--- Start TEXT SHOWN ---
Tuesday, February 06, 2018
A man in the community who does pressure washing told me on three different occasions that he would pressure wash a deck for me.  He never did honor what he said.  Was this wrong of him?

Sincerely,
Pressured Out

Dear Pressured Out,

Yes, it was wrong of him, but what you do about it is a separate issue.  God says that we should let our “yes be yes” and our “no be no” (Matt 5:37).  If we say we are going to do something, we should do it.  That is one reason why it is so important that we are careful with what we say (Jas 3:2).

Now, we would be remiss if we didn’t point out that the Scriptures say something else entirely when someone has defrauded or lied to you.  God tells us to never take our own vengeance (Rom 12:19).  Jesus says that when someone defrauds us, we should turn the other cheek (Matt 5:38-41).  It is unfortunate that this man never came through with his promise.  At least it gives you an opportunity to be the bigger person.

Blasphemous Preaching Pt. 2

Monday, February 05, 2018

(This question is a follow-up to “Blasphemous Preaching”)

Thank you so very much for the quick response.  I left church early tonight and felt very guilty even taking communion to my Holy Father because I had to excuse myself right after communion, so I could leave.  I just had to get out of there.  The Sunday night service was worse than the morning.  I am beginning to think that my pastor has serious mental problems, and I don't know what to do about it.  I am teaching Sunday school, and I am able to teach one hour of truth, and I am able to sing worship songs to God.  But the preaching is making my nerves shaky.  He either tells news stories that he gets from the internet that are so far fetched it's like something from the Globe or the Enquirer, or he reads history books, or he shows videos on a big screen.  This morning, when he said what he did about Jesus, it was about the worst!  But nobody seems to mind.  If they do, I don't hear it.  I am wanting to get away and seek the Lord for wisdom as to whether or not to quit the church, but I am certain that the Lord has called me to work for Him.  I just don't know what to do about this preacher.  I e-mailed him the Scripture that proves that Mary and Joseph were married before Jesus was born, but he won't say anything about it.  Would you please pray that God will show me what His plan is and what His will is?  I need to sing, and I love teaching Sunday school.  Thank you.
--- End TEXT SHOWN ---
**PROMPT**
Retype the advice column above from "Yes, it was" to "the bigger person.".
--- Start RECORDS ---
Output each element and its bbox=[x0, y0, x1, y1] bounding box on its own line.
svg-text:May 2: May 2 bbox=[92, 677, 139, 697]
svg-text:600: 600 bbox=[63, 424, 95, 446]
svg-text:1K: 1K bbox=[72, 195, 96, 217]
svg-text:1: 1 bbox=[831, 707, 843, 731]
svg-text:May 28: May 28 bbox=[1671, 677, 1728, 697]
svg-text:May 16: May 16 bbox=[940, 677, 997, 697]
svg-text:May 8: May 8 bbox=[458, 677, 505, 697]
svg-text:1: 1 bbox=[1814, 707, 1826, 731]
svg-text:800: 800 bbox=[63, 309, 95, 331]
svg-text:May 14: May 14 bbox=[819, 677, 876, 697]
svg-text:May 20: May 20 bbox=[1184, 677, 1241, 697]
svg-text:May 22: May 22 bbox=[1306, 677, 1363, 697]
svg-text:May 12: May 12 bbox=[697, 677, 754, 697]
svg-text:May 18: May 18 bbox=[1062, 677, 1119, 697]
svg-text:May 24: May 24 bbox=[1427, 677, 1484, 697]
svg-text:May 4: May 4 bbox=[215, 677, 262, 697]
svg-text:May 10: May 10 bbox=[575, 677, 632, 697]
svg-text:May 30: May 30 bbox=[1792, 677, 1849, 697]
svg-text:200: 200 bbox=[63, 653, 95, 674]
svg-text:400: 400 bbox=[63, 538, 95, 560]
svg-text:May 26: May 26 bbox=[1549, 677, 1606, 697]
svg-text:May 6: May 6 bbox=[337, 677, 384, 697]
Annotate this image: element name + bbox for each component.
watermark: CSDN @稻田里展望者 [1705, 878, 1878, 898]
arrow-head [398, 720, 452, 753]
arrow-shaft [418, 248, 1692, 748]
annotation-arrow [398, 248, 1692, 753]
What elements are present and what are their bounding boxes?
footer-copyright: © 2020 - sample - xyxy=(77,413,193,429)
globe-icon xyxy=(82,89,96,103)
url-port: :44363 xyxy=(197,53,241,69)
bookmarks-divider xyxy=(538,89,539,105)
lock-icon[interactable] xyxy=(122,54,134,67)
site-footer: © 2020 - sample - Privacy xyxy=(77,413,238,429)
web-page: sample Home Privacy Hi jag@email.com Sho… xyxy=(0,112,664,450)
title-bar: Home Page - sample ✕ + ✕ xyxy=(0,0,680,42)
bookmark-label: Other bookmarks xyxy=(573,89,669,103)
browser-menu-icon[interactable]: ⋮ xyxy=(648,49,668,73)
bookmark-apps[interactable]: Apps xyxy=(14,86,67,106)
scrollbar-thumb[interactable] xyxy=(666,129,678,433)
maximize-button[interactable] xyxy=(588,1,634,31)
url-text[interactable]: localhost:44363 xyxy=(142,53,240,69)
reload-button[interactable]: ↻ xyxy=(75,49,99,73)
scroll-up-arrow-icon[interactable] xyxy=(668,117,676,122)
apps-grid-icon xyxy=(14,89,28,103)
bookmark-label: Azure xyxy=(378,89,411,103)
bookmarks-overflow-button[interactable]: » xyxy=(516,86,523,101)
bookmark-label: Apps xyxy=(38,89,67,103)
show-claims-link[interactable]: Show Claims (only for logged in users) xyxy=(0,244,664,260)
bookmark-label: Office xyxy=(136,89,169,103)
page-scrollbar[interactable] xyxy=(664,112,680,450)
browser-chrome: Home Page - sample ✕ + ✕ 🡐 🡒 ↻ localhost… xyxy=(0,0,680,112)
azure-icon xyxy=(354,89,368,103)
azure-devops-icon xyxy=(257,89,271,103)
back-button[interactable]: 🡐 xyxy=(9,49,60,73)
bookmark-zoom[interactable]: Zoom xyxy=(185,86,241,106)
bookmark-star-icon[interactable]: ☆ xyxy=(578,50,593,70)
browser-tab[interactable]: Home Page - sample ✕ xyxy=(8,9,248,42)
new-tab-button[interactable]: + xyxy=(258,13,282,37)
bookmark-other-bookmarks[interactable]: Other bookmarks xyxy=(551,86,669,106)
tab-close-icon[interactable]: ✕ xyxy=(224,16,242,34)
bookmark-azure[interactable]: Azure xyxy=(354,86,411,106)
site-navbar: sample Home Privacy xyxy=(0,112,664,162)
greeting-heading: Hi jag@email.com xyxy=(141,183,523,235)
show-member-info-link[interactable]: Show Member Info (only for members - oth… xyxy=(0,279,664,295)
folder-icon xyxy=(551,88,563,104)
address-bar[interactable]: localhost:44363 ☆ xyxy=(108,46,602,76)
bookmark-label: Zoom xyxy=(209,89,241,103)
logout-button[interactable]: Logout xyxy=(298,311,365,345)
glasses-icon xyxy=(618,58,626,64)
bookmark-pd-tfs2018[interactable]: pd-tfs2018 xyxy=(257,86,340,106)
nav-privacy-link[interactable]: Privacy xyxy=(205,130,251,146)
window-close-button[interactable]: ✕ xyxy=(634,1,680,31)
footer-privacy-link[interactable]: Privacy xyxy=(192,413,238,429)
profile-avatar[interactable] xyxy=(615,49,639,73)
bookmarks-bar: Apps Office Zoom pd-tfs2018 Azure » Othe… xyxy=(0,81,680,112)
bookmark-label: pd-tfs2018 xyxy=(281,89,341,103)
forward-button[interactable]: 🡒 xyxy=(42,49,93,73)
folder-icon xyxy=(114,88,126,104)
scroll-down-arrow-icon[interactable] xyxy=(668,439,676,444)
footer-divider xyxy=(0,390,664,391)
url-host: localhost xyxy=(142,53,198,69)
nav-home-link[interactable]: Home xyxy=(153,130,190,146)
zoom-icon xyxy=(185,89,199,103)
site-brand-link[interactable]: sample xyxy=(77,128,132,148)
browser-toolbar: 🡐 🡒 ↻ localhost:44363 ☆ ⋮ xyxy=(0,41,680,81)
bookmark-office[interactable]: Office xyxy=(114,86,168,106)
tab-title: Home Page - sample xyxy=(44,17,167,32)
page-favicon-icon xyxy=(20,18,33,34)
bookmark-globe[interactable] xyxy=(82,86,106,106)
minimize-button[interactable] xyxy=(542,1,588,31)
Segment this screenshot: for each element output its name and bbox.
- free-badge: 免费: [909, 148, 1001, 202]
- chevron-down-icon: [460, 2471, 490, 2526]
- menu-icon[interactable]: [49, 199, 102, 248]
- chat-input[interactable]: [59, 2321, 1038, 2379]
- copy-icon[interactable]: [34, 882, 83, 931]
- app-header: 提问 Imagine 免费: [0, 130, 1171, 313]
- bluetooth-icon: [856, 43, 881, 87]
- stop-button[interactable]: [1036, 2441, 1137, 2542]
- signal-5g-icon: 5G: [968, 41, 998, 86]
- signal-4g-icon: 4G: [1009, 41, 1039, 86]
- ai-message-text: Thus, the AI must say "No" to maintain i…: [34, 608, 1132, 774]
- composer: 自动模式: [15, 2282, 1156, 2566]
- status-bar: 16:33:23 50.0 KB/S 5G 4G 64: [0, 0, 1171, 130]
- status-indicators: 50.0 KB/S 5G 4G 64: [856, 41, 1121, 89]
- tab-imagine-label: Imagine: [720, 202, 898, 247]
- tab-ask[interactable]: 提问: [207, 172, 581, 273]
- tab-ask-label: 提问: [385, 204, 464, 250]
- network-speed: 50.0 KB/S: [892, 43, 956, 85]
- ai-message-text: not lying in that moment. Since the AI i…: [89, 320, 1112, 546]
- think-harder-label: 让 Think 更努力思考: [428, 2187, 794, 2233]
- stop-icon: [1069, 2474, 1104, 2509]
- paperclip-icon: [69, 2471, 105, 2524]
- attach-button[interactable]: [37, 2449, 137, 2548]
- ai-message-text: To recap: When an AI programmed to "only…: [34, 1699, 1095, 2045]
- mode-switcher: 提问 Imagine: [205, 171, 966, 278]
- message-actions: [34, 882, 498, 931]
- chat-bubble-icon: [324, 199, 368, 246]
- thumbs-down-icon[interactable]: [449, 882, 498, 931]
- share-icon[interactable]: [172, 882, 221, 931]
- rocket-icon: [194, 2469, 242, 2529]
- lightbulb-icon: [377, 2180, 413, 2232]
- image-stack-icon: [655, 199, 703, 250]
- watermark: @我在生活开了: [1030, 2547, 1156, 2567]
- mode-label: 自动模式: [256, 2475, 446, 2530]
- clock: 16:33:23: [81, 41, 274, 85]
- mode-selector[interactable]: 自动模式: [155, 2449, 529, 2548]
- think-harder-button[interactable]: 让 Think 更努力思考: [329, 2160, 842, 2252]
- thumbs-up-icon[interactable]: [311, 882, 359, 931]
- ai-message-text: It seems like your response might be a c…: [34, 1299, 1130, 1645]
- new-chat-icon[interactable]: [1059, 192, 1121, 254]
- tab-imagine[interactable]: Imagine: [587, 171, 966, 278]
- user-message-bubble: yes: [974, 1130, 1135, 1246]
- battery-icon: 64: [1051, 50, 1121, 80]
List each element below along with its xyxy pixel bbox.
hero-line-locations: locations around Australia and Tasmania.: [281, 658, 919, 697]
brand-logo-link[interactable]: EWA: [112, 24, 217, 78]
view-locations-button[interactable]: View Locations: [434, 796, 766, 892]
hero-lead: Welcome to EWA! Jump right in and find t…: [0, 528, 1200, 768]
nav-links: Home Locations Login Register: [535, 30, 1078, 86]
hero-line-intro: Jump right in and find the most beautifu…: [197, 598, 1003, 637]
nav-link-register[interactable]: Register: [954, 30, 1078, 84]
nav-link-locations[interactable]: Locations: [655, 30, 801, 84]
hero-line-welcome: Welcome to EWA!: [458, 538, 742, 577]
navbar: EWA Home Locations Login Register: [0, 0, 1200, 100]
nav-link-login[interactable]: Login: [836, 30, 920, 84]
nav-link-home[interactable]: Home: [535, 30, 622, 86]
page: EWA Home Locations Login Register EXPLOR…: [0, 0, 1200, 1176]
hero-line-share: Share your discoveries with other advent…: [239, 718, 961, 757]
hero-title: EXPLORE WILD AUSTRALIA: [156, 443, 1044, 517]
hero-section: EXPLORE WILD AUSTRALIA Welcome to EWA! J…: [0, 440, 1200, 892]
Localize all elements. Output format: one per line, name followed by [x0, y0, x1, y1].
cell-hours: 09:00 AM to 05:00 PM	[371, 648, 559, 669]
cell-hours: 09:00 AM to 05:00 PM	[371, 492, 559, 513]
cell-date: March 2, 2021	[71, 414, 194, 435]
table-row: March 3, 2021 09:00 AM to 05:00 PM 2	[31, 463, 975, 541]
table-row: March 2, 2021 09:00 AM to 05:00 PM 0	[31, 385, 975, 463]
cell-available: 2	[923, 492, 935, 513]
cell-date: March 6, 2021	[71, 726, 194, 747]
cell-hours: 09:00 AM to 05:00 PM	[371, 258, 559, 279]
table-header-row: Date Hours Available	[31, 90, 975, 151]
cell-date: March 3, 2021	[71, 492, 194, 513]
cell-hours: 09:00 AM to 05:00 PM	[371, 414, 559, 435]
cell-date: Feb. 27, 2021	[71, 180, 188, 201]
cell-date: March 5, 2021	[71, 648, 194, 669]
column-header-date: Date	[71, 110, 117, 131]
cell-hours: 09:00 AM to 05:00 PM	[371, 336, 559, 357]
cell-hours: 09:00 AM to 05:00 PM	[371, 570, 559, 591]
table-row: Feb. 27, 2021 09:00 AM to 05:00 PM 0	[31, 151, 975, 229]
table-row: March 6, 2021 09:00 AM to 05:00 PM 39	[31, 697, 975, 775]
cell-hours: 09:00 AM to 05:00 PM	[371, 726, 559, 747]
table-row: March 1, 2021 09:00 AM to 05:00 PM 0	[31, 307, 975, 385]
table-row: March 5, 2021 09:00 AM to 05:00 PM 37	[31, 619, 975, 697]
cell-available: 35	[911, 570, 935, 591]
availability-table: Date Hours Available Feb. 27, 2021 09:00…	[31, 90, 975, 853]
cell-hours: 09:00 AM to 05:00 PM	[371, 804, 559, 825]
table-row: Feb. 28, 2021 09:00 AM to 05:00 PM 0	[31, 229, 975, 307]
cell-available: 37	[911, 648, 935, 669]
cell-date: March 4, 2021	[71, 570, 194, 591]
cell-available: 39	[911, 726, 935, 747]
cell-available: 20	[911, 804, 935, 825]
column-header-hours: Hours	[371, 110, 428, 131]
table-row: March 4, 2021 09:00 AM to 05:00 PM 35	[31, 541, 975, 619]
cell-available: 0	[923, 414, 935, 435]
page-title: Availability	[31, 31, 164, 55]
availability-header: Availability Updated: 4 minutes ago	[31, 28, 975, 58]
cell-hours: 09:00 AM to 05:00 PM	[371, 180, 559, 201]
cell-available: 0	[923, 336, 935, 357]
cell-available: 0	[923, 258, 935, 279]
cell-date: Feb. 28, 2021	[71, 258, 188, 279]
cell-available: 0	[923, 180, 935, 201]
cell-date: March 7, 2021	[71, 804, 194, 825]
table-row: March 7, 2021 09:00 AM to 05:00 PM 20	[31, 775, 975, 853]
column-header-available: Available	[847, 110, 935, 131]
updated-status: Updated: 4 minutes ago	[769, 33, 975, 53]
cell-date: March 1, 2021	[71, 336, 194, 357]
--- End RECORDS ---
**EXERCISE SOLUTION**
Yes, it was wrong of him, but what you do about it is a separate issue.  God says that we should let our “yes be yes” and our “no be no” (Matt 5:37).  If we say we are going to do something, we should do it.  That is one reason why it is so important that we are careful with what we say (Jas 3:2).

Now, we would be remiss if we didn’t point out that the Scriptures say something else entirely when someone has defrauded or lied to you.  God tells us to never take our own vengeance (Rom 12:19).  Jesus says that when someone defrauds us, we should turn the other cheek (Matt 5:38-41).  It is unfortunate that this man never came through with his promise.  At least it gives you an opportunity to be the bigger person.